### Problem
Find the lines below that contain the word "Alimit" and count them. Only the number should be given.

### Data excerpts
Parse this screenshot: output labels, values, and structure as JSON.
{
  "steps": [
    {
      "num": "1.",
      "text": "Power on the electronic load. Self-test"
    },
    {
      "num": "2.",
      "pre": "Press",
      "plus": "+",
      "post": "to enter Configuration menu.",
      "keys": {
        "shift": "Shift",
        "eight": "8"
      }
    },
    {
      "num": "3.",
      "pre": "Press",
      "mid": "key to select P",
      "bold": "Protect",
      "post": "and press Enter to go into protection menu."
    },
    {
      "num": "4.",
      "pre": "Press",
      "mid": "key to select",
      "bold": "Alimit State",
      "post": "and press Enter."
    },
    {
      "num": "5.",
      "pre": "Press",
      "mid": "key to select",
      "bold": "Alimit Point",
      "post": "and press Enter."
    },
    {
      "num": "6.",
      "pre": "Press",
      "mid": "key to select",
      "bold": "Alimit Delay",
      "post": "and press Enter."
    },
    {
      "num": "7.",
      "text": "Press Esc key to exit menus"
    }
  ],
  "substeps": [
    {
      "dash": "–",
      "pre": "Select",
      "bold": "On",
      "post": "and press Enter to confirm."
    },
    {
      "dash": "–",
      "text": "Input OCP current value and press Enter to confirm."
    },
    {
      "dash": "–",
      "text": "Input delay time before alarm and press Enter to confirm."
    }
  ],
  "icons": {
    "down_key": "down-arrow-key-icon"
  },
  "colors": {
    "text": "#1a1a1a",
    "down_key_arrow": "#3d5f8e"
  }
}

### Output for this task
3